In your copy, include every line of the listing below exactly but none of the pictures.

Items from a dataset:
——————

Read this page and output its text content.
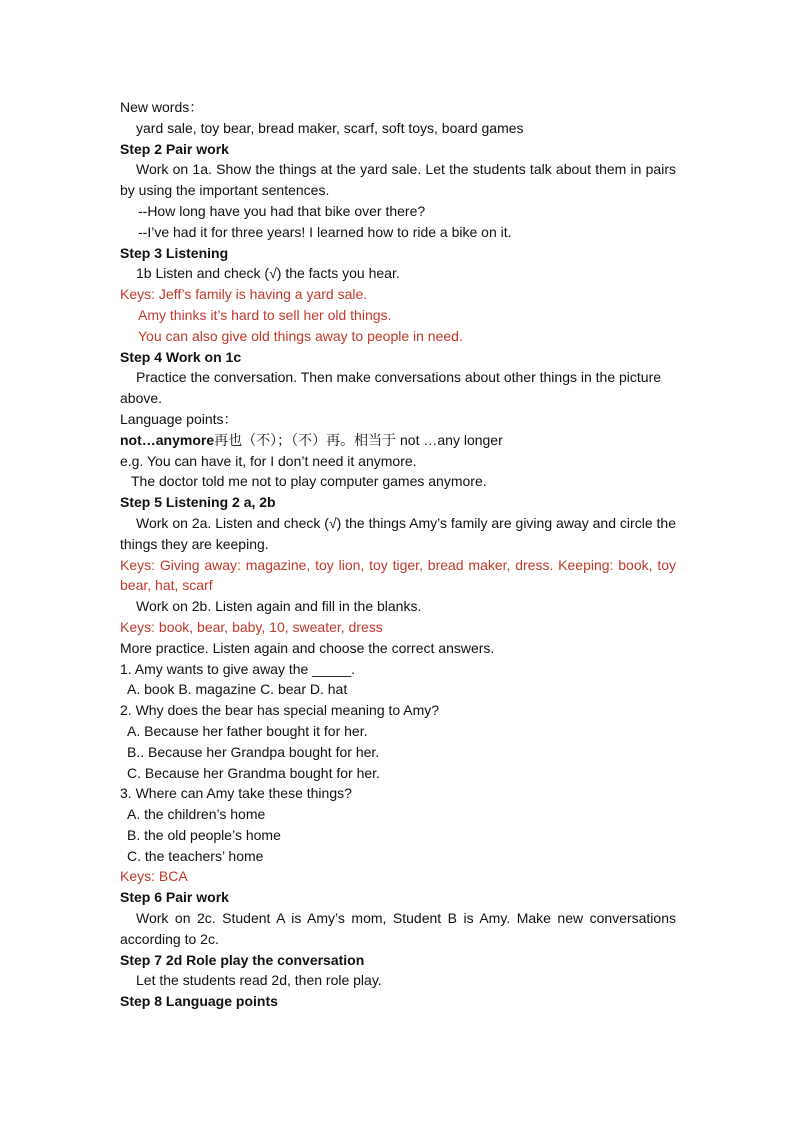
New words：
yard sale, toy bear, bread maker, scarf, soft toys, board games
Step 2 Pair work
Work on 1a. Show the things at the yard sale. Let the students talk about them in pairs by using the important sentences.
--How long have you had that bike over there?
--I’ve had it for three years! I learned how to ride a bike on it.
Step 3 Listening
1b Listen and check (√) the facts you hear.
Keys: Jeff’s family is having a yard sale.
Amy thinks it’s hard to sell her old things.
You can also give old things away to people in need.
Step 4 Work on 1c
Practice the conversation. Then make conversations about other things in the picture above.
Language points：
not…anymore再也（不）；（不）再。相当于 not …any longer
e.g. You can have it, for I don’t need it anymore.
The doctor told me not to play computer games anymore.
Step 5 Listening 2 a, 2b
Work on 2a. Listen and check (√) the things Amy’s family are giving away and circle the things they are keeping.
Keys: Giving away: magazine, toy lion, toy tiger, bread maker, dress. Keeping: book, toy bear, hat, scarf
Work on 2b. Listen again and fill in the blanks.
Keys: book, bear, baby, 10, sweater, dress
More practice. Listen again and choose the correct answers.
1. Amy wants to give away the _____.
A. book B. magazine C. bear D. hat
2. Why does the bear has special meaning to Amy?
A. Because her father bought it for her.
B.. Because her Grandpa bought for her.
C. Because her Grandma bought for her.
3. Where can Amy take these things?
A. the children’s home
B. the old people’s home
C. the teachers’ home
Keys: BCA
Step 6 Pair work
Work on 2c. Student A is Amy’s mom, Student B is Amy. Make new conversations according to 2c.
Step 7 2d Role play the conversation
Let the students read 2d, then role play.
Step 8 Language points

——————

### COMPLETED EXERCISE
Read this page and output its text content.
New words：
yard sale, toy bear, bread maker, scarf, soft toys, board games
Step 2 Pair work
Work on 1a. Show the things at the yard sale. Let the students talk about them in pairs by using the important sentences.
--How long have you had that bike over there?
--I’ve had it for three years! I learned how to ride a bike on it.
Step 3 Listening
1b Listen and check (√) the facts you hear.
Keys: Jeff’s family is having a yard sale.
Amy thinks it’s hard to sell her old things.
You can also give old things away to people in need.
Step 4 Work on 1c
Practice the conversation. Then make conversations about other things in the picture above.
Language points：
not…anymore再也（不）；（不）再。相当于 not …any longer
e.g. You can have it, for I don’t need it anymore.
The doctor told me not to play computer games anymore.
Step 5 Listening 2 a, 2b
Work on 2a. Listen and check (√) the things Amy’s family are giving away and circle the things they are keeping.
Keys: Giving away: magazine, toy lion, toy tiger, bread maker, dress. Keeping: book, toy bear, hat, scarf
Work on 2b. Listen again and fill in the blanks.
Keys: book, bear, baby, 10, sweater, dress
More practice. Listen again and choose the correct answers.
1. Amy wants to give away the _____.
A. book B. magazine C. bear D. hat
2. Why does the bear has special meaning to Amy?
A. Because her father bought it for her.
B.. Because her Grandpa bought for her.
C. Because her Grandma bought for her.
3. Where can Amy take these things?
A. the children’s home
B. the old people’s home
C. the teachers’ home
Keys: BCA
Step 6 Pair work
Work on 2c. Student A is Amy’s mom, Student B is Amy. Make new conversations according to 2c.
Step 7 2d Role play the conversation
Let the students read 2d, then role play.
Step 8 Language points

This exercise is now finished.